[Entries from a visual dataset]
####################

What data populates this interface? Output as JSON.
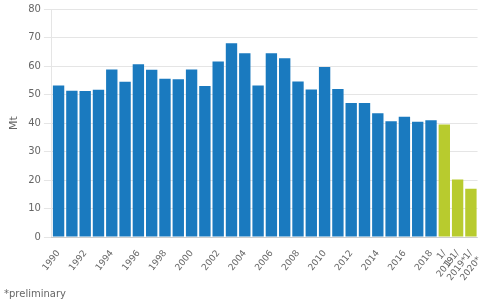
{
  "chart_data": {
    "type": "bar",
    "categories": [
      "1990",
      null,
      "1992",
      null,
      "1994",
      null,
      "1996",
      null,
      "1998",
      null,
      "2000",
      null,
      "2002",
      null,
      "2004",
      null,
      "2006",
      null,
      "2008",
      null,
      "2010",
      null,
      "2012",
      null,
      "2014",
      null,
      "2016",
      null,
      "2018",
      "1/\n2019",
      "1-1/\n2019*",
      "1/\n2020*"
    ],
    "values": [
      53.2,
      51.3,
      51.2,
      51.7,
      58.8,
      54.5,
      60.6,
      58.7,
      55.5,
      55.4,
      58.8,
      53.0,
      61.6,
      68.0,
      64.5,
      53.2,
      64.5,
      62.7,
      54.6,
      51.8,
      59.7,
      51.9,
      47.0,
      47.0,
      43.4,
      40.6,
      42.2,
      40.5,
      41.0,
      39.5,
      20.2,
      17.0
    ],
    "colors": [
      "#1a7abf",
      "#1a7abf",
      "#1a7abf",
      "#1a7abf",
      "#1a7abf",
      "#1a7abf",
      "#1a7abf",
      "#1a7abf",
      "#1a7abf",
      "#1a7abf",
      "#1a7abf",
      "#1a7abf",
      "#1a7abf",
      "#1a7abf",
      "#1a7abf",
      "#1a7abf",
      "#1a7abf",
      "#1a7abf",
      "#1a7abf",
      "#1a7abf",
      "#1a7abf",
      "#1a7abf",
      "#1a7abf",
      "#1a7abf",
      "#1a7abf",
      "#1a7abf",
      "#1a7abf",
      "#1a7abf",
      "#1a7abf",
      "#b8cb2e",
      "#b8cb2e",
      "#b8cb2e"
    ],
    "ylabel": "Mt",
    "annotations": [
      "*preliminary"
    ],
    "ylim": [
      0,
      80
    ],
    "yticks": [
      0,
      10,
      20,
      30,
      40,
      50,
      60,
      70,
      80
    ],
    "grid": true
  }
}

####################

■ **Problem to work on**
Leave out the pictures and retype every line above exactly.

■ **Written solution**
What data populates this interface? Output as JSON.
{
  "chart_data": {
    "type": "bar",
    "categories": [
      "1990",
      null,
      "1992",
      null,
      "1994",
      null,
      "1996",
      null,
      "1998",
      null,
      "2000",
      null,
      "2002",
      null,
      "2004",
      null,
      "2006",
      null,
      "2008",
      null,
      "2010",
      null,
      "2012",
      null,
      "2014",
      null,
      "2016",
      null,
      "2018",
      "1/\n2019",
      "1-1/\n2019*",
      "1/\n2020*"
    ],
    "values": [
      53.2,
      51.3,
      51.2,
      51.7,
      58.8,
      54.5,
      60.6,
      58.7,
      55.5,
      55.4,
      58.8,
      53.0,
      61.6,
      68.0,
      64.5,
      53.2,
      64.5,
      62.7,
      54.6,
      51.8,
      59.7,
      51.9,
      47.0,
      47.0,
      43.4,
      40.6,
      42.2,
      40.5,
      41.0,
      39.5,
      20.2,
      17.0
    ],
    "colors": [
      "#1a7abf",
      "#1a7abf",
      "#1a7abf",
      "#1a7abf",
      "#1a7abf",
      "#1a7abf",
      "#1a7abf",
      "#1a7abf",
      "#1a7abf",
      "#1a7abf",
      "#1a7abf",
      "#1a7abf",
      "#1a7abf",
      "#1a7abf",
      "#1a7abf",
      "#1a7abf",
      "#1a7abf",
      "#1a7abf",
      "#1a7abf",
      "#1a7abf",
      "#1a7abf",
      "#1a7abf",
      "#1a7abf",
      "#1a7abf",
      "#1a7abf",
      "#1a7abf",
      "#1a7abf",
      "#1a7abf",
      "#1a7abf",
      "#b8cb2e",
      "#b8cb2e",
      "#b8cb2e"
    ],
    "ylabel": "Mt",
    "annotations": [
      "*preliminary"
    ],
    "ylim": [
      0,
      80
    ],
    "yticks": [
      0,
      10,
      20,
      30,
      40,
      50,
      60,
      70,
      80
    ],
    "grid": true
  }
}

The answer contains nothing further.